>> Start INFORMATION SUPPLIED
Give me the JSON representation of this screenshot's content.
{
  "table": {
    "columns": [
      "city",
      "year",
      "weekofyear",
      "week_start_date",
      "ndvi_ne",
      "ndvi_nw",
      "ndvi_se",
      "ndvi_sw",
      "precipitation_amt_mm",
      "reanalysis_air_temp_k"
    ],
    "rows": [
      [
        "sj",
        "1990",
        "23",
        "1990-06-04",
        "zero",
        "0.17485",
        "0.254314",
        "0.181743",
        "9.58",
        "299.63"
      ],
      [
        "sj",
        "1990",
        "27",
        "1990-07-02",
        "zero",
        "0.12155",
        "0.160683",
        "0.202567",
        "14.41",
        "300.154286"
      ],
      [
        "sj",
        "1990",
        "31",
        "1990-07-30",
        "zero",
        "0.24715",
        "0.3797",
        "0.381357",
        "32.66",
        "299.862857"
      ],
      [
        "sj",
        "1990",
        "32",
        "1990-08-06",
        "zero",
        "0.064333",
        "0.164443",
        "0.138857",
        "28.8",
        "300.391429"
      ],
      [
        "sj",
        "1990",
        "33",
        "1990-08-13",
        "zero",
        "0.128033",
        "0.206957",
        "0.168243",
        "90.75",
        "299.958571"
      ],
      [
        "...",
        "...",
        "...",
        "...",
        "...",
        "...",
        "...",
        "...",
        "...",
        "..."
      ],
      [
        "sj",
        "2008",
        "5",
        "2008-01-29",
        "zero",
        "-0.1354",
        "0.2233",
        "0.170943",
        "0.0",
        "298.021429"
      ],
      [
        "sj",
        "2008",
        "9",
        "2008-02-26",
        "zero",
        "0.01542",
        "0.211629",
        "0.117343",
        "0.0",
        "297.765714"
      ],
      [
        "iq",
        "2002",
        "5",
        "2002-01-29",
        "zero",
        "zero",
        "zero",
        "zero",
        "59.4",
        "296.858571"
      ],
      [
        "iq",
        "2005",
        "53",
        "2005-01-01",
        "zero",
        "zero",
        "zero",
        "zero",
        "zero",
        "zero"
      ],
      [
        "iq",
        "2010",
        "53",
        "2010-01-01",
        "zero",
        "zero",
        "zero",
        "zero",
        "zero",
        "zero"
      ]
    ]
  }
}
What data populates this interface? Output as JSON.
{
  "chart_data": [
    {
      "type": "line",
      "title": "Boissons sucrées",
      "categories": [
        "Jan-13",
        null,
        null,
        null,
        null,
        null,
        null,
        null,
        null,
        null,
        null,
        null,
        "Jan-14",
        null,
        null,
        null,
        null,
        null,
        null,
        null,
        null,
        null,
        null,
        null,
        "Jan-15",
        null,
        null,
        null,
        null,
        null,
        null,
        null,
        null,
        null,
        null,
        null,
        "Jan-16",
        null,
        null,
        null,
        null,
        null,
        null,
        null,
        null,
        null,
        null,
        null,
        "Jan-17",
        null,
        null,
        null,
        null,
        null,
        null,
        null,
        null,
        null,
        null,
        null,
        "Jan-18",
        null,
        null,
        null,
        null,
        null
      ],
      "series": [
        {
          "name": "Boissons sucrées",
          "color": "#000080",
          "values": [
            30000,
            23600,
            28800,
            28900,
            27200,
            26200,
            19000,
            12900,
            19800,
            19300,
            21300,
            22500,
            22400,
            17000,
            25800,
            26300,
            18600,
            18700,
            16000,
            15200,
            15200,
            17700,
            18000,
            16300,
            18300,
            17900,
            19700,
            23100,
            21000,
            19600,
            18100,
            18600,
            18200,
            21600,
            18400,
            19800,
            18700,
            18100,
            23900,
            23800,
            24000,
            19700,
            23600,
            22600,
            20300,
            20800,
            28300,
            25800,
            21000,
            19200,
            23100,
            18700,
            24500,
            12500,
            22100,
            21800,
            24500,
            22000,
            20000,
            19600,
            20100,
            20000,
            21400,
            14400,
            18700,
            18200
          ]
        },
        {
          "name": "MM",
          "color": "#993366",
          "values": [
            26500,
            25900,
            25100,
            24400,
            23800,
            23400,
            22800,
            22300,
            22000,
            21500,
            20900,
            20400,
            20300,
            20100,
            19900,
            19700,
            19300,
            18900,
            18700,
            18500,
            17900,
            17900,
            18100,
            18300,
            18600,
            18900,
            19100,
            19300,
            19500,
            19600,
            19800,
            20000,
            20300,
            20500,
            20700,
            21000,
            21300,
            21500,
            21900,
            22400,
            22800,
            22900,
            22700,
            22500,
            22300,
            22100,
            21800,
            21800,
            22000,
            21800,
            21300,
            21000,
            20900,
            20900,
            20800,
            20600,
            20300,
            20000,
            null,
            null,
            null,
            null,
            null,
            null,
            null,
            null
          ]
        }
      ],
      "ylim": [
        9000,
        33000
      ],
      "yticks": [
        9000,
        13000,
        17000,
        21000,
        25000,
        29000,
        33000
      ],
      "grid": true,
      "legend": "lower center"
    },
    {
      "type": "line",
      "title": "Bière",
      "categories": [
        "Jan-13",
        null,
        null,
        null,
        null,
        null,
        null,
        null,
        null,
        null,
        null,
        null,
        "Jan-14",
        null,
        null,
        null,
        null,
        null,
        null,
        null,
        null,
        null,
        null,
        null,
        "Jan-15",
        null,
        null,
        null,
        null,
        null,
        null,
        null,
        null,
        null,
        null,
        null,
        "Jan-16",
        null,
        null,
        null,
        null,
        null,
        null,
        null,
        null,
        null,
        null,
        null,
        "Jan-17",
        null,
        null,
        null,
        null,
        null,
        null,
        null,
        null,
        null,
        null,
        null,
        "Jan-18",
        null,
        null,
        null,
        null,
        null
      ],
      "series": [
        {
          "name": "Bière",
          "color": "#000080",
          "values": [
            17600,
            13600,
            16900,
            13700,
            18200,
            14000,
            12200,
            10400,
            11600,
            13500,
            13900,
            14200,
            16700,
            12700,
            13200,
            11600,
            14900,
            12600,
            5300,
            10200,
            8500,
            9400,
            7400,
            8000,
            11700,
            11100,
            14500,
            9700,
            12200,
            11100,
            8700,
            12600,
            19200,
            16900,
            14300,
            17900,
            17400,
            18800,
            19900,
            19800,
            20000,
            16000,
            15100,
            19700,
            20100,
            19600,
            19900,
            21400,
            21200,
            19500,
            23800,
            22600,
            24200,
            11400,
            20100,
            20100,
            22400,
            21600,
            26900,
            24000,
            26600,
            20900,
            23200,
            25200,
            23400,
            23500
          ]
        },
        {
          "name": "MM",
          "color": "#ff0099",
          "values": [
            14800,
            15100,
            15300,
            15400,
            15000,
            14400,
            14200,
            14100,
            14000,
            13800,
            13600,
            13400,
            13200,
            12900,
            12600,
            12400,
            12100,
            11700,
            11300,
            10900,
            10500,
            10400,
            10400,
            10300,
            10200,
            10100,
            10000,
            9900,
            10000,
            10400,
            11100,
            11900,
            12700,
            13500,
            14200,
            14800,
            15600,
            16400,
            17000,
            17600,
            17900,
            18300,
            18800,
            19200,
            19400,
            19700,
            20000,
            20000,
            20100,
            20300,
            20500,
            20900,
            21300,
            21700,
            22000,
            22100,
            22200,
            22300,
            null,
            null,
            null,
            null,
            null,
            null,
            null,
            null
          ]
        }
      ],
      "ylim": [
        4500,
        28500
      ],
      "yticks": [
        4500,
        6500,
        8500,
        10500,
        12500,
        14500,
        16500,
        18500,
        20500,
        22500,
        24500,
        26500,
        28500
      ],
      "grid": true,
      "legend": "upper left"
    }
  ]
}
>> End INFORMATION SUPPLIED
YOUR INSTRUCTIONS:
Report each line in the data that holds the word "name".

SOLUTION TO THIS TASK:
          "name": "Boissons sucrées",
          "name": "MM",
          "name": "Bière",
          "name": "MM",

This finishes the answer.